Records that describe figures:
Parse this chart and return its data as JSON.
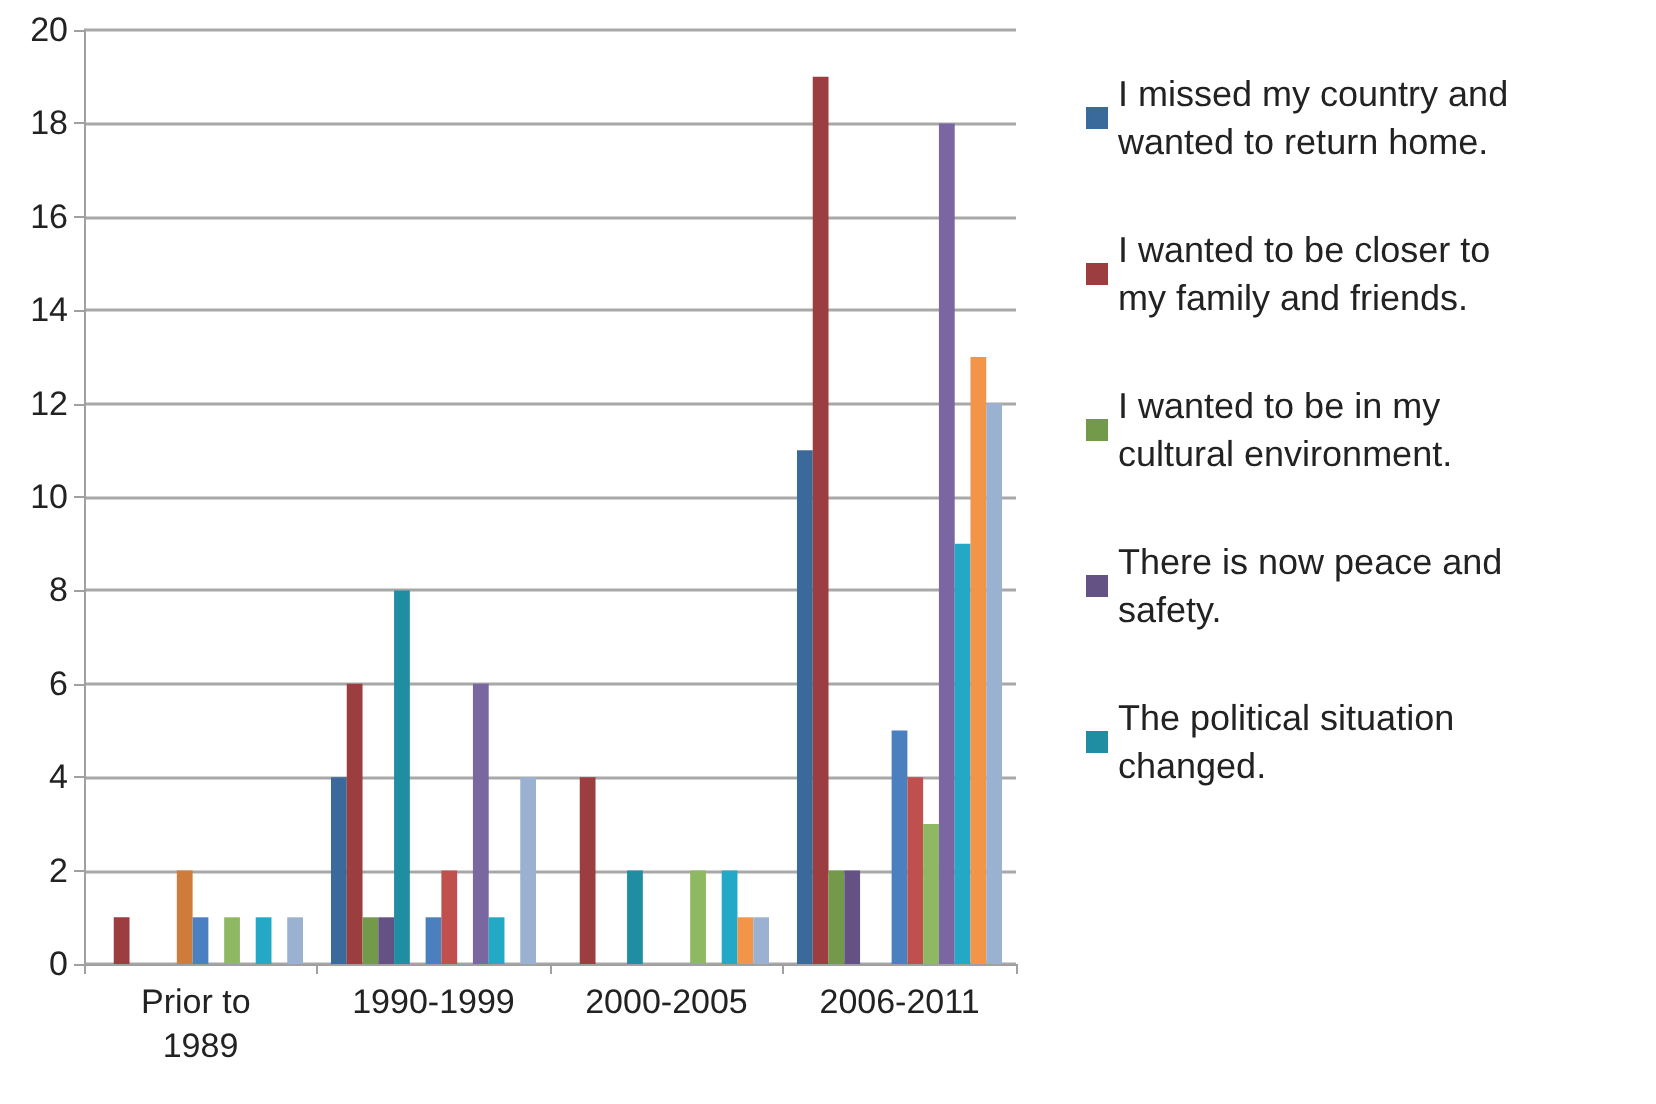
{
  "chart_data": {
    "type": "bar",
    "categories": [
      "Prior to 1989",
      "1990-1999",
      "2000-2005",
      "2006-2011"
    ],
    "series": [
      {
        "name": "I missed my country and wanted to return home.",
        "color": "#3a6a9c",
        "values": [
          0,
          4,
          0,
          11
        ]
      },
      {
        "name": "I wanted to be closer to my family and friends.",
        "color": "#9c3d3f",
        "values": [
          1,
          6,
          4,
          19
        ]
      },
      {
        "name": "I wanted to be in my cultural environment.",
        "color": "#73994a",
        "values": [
          0,
          1,
          0,
          2
        ]
      },
      {
        "name": "There is now peace and safety.",
        "color": "#635283",
        "values": [
          0,
          1,
          0,
          2
        ]
      },
      {
        "name": "The political situation changed.",
        "color": "#1f8ea3",
        "values": [
          0,
          8,
          2,
          0
        ]
      },
      {
        "color": "#cf7c3a",
        "values": [
          2,
          0,
          0,
          0
        ]
      },
      {
        "color": "#4a7fc0",
        "values": [
          1,
          1,
          0,
          5
        ]
      },
      {
        "color": "#c0504d",
        "values": [
          0,
          2,
          0,
          4
        ]
      },
      {
        "color": "#8fb862",
        "values": [
          1,
          0,
          2,
          3
        ]
      },
      {
        "color": "#7a66a0",
        "values": [
          0,
          6,
          0,
          18
        ]
      },
      {
        "color": "#23a8c6",
        "values": [
          1,
          1,
          2,
          9
        ]
      },
      {
        "color": "#f29548",
        "values": [
          0,
          0,
          1,
          13
        ]
      },
      {
        "color": "#9bb1d1",
        "values": [
          1,
          4,
          1,
          12
        ]
      }
    ],
    "ylim": [
      0,
      20
    ],
    "yticks": [
      0,
      2,
      4,
      6,
      8,
      10,
      12,
      14,
      16,
      18,
      20
    ],
    "grid": "y",
    "legend": "right"
  }
}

Directions:
In the records above, locate each line with the word "return". Copy all such lines.

Output of the exercise:
Parse this chart and return its data as JSON.
        "name": "I missed my country and wanted to return home.",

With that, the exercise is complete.